**Short exercise**.
Retype all the entries word for word, but omit the pictures.

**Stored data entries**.

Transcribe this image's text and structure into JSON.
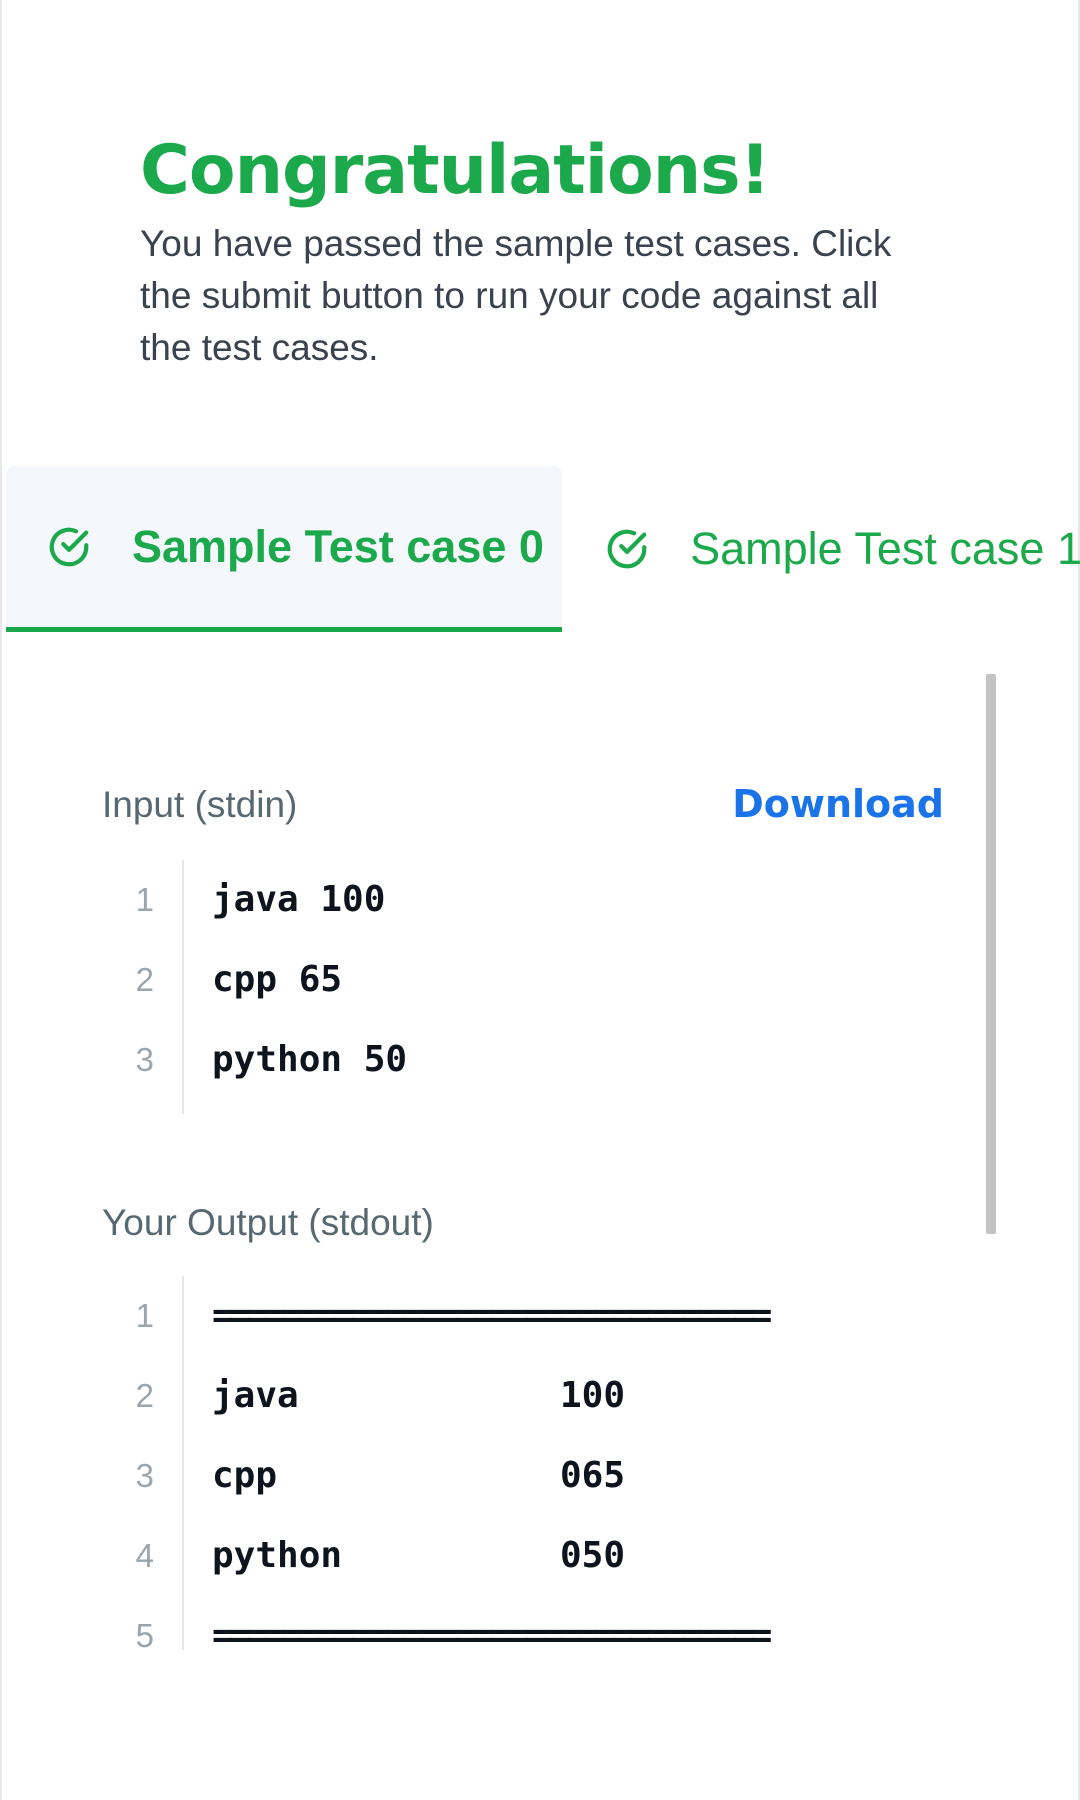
{
  "header": {
    "title": "Congratulations!",
    "description": "You have passed the sample test cases. Click the submit button to run your code against all the test cases."
  },
  "tabs": [
    {
      "label": "Sample Test case 0",
      "icon": "check-circle-icon",
      "active": true
    },
    {
      "label": "Sample Test case 1",
      "icon": "check-circle-icon",
      "active": false
    }
  ],
  "input": {
    "label": "Input (stdin)",
    "download_label": "Download",
    "lines": [
      {
        "num": "1",
        "text": "java 100"
      },
      {
        "num": "2",
        "text": "cpp 65"
      },
      {
        "num": "3",
        "text": "python 50"
      }
    ]
  },
  "output": {
    "label": "Your Output (stdout)",
    "lines": [
      {
        "num": "1",
        "text": "================================",
        "value": ""
      },
      {
        "num": "2",
        "text": "java",
        "value": "100"
      },
      {
        "num": "3",
        "text": "cpp",
        "value": "065"
      },
      {
        "num": "4",
        "text": "python",
        "value": "050"
      },
      {
        "num": "5",
        "text": "================================",
        "value": ""
      }
    ]
  },
  "colors": {
    "success": "#1ba94c",
    "link": "#1a73e8",
    "text": "#39424e"
  }
}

**Solution for this problem**.
Transcribe this image's text and structure into JSON.
{
  "header": {
    "title": "Congratulations!",
    "description": "You have passed the sample test cases. Click the submit button to run your code against all the test cases."
  },
  "tabs": [
    {
      "label": "Sample Test case 0",
      "icon": "check-circle-icon",
      "active": true
    },
    {
      "label": "Sample Test case 1",
      "icon": "check-circle-icon",
      "active": false
    }
  ],
  "input": {
    "label": "Input (stdin)",
    "download_label": "Download",
    "lines": [
      {
        "num": "1",
        "text": "java 100"
      },
      {
        "num": "2",
        "text": "cpp 65"
      },
      {
        "num": "3",
        "text": "python 50"
      }
    ]
  },
  "output": {
    "label": "Your Output (stdout)",
    "lines": [
      {
        "num": "1",
        "text": "================================",
        "value": ""
      },
      {
        "num": "2",
        "text": "java",
        "value": "100"
      },
      {
        "num": "3",
        "text": "cpp",
        "value": "065"
      },
      {
        "num": "4",
        "text": "python",
        "value": "050"
      },
      {
        "num": "5",
        "text": "================================",
        "value": ""
      }
    ]
  },
  "colors": {
    "success": "#1ba94c",
    "link": "#1a73e8",
    "text": "#39424e"
  }
}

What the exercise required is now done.